- **REQUEST**
Leave out every picture, then transcribe the rest of the listing exactly.

>>>

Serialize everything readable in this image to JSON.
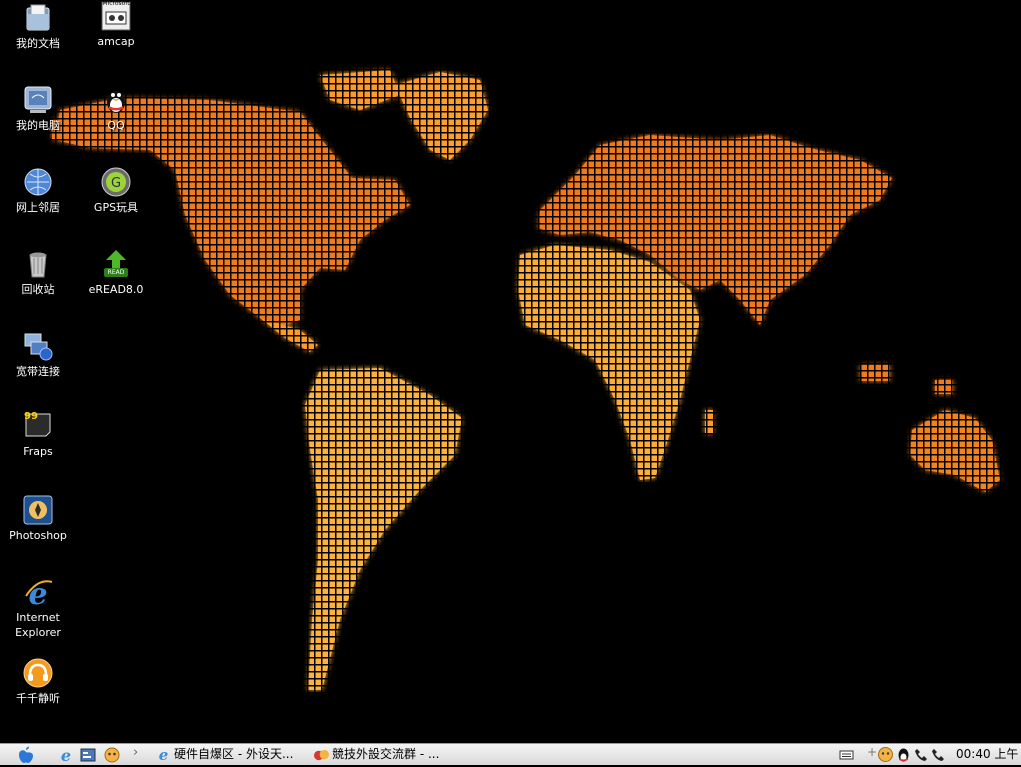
{
  "desktop": {
    "icons": [
      {
        "id": "my-documents",
        "label": "我的文档"
      },
      {
        "id": "amcap",
        "label": "amcap"
      },
      {
        "id": "my-computer",
        "label": "我的电脑"
      },
      {
        "id": "qq",
        "label": "QQ"
      },
      {
        "id": "network",
        "label": "网上邻居"
      },
      {
        "id": "gps",
        "label": "GPS玩具"
      },
      {
        "id": "recycle-bin",
        "label": "回收站"
      },
      {
        "id": "eread",
        "label": "eREAD8.0"
      },
      {
        "id": "broadband",
        "label": "宽带连接"
      },
      {
        "id": "fraps",
        "label": "Fraps"
      },
      {
        "id": "photoshop",
        "label": "Photoshop"
      },
      {
        "id": "ie",
        "label": "Internet\nExplorer"
      },
      {
        "id": "ttplayer",
        "label": "千千静听"
      }
    ],
    "amcap_badge": "Microsoft",
    "fraps_badge": "99",
    "eread_badge": "READ"
  },
  "taskbar": {
    "tasks": [
      {
        "label": "硬件自爆区 - 外设天..."
      },
      {
        "label": "競技外設交流群 - ..."
      }
    ],
    "clock": "00:40 上午",
    "quicklaunch_arrow": "›",
    "tray_arrow": "+"
  },
  "colors": {
    "map_dark": "#e2540f",
    "map_light": "#ffc247",
    "taskbar": "#e6e6e6"
  }
}
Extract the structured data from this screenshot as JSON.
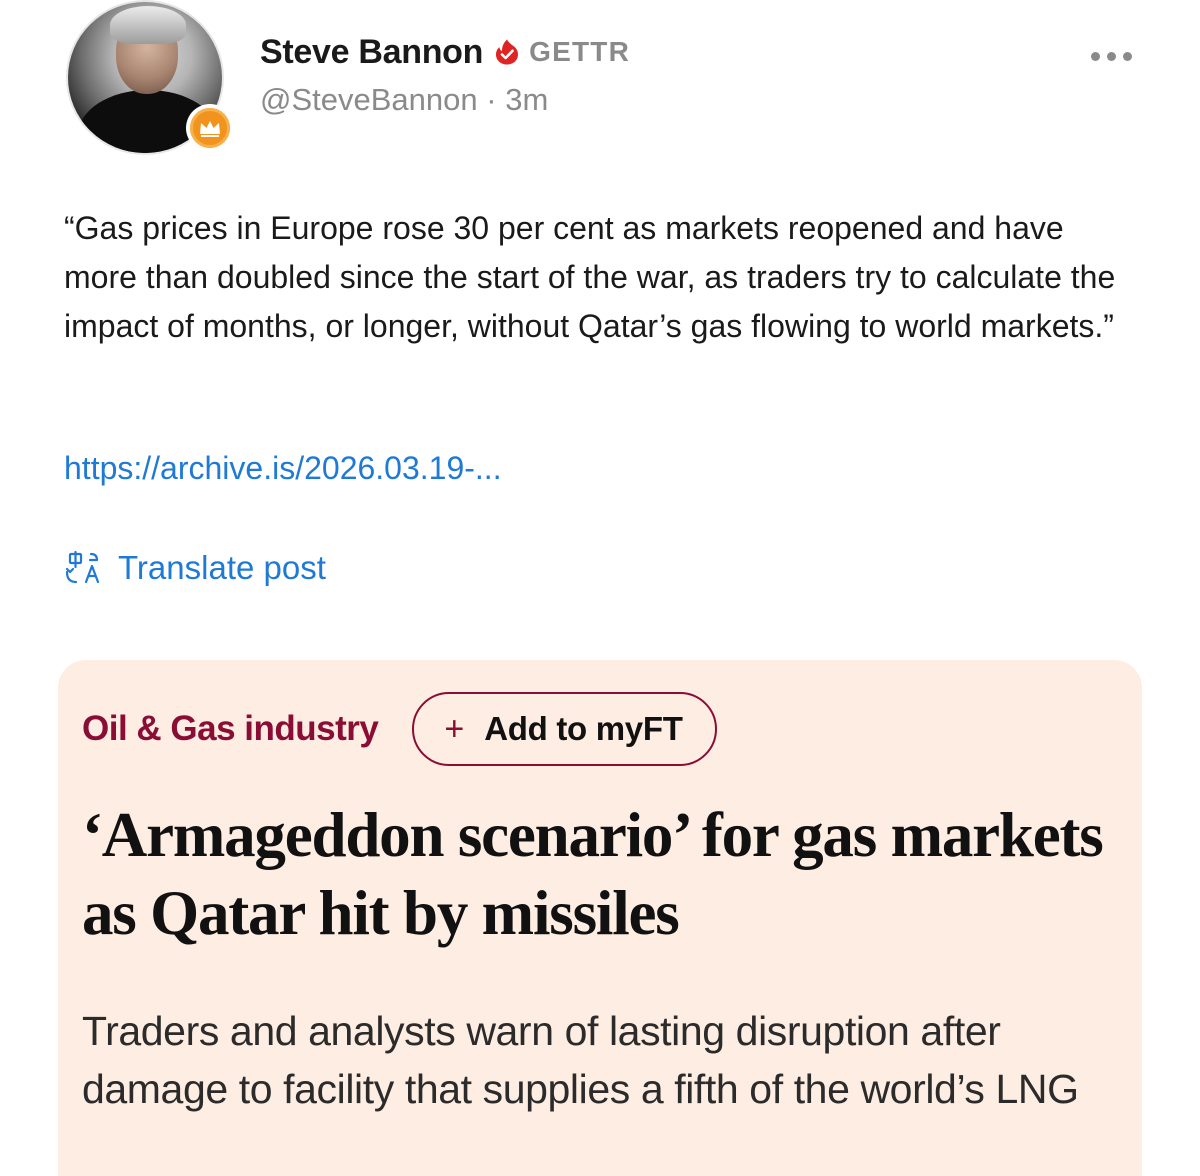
{
  "author": {
    "name": "Steve Bannon",
    "platform": "GETTR",
    "handle": "@SteveBannon",
    "separator": "·",
    "time_ago": "3m",
    "verified_icon": "verified-badge-icon",
    "badge_icon": "crown-icon"
  },
  "post": {
    "text": "“Gas prices in Europe rose 30 per cent as markets reopened and have more than doubled since the start of the war, as traders try to calculate the impact of months, or longer, without Qatar’s gas flowing to world markets.”",
    "link": "https://archive.is/2026.03.19-...",
    "translate_label": "Translate post"
  },
  "article_card": {
    "topic": "Oil & Gas industry",
    "myft_plus": "+",
    "myft_label": "Add to myFT",
    "headline": "‘Armageddon scenario’ for gas markets as Qatar hit by missiles",
    "standfirst": "Traders and analysts warn of lasting disruption after damage to facility that supplies a fifth of the world’s LNG"
  },
  "colors": {
    "accent_red": "#e02424",
    "link_blue": "#1f7ad6",
    "ft_claret": "#8a0d35",
    "ft_background": "#fdede2",
    "badge_orange": "#f2931d",
    "muted_gray": "#8a8a8a"
  }
}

<<<

- **ANSWER TO THE PROBLEM**
Serialize everything readable in this image to JSON.
{
  "desktop": {
    "icons": [
      {
        "id": "my-documents",
        "label": "我的文档"
      },
      {
        "id": "amcap",
        "label": "amcap"
      },
      {
        "id": "my-computer",
        "label": "我的电脑"
      },
      {
        "id": "qq",
        "label": "QQ"
      },
      {
        "id": "network",
        "label": "网上邻居"
      },
      {
        "id": "gps",
        "label": "GPS玩具"
      },
      {
        "id": "recycle-bin",
        "label": "回收站"
      },
      {
        "id": "eread",
        "label": "eREAD8.0"
      },
      {
        "id": "broadband",
        "label": "宽带连接"
      },
      {
        "id": "fraps",
        "label": "Fraps"
      },
      {
        "id": "photoshop",
        "label": "Photoshop"
      },
      {
        "id": "ie",
        "label": "Internet\nExplorer"
      },
      {
        "id": "ttplayer",
        "label": "千千静听"
      }
    ],
    "amcap_badge": "Microsoft",
    "fraps_badge": "99",
    "eread_badge": "READ"
  },
  "taskbar": {
    "tasks": [
      {
        "label": "硬件自爆区 - 外设天..."
      },
      {
        "label": "競技外設交流群 - ..."
      }
    ],
    "clock": "00:40 上午",
    "quicklaunch_arrow": "›",
    "tray_arrow": "+"
  },
  "colors": {
    "map_dark": "#e2540f",
    "map_light": "#ffc247",
    "taskbar": "#e6e6e6"
  }
}
Extract the structured data from this screenshot as JSON.
{
  "author": {
    "name": "Steve Bannon",
    "platform": "GETTR",
    "handle": "@SteveBannon",
    "separator": "·",
    "time_ago": "3m",
    "verified_icon": "verified-badge-icon",
    "badge_icon": "crown-icon"
  },
  "post": {
    "text": "“Gas prices in Europe rose 30 per cent as markets reopened and have more than doubled since the start of the war, as traders try to calculate the impact of months, or longer, without Qatar’s gas flowing to world markets.”",
    "link": "https://archive.is/2026.03.19-...",
    "translate_label": "Translate post"
  },
  "article_card": {
    "topic": "Oil & Gas industry",
    "myft_plus": "+",
    "myft_label": "Add to myFT",
    "headline": "‘Armageddon scenario’ for gas markets as Qatar hit by missiles",
    "standfirst": "Traders and analysts warn of lasting disruption after damage to facility that supplies a fifth of the world’s LNG"
  },
  "colors": {
    "accent_red": "#e02424",
    "link_blue": "#1f7ad6",
    "ft_claret": "#8a0d35",
    "ft_background": "#fdede2",
    "badge_orange": "#f2931d",
    "muted_gray": "#8a8a8a"
  }
}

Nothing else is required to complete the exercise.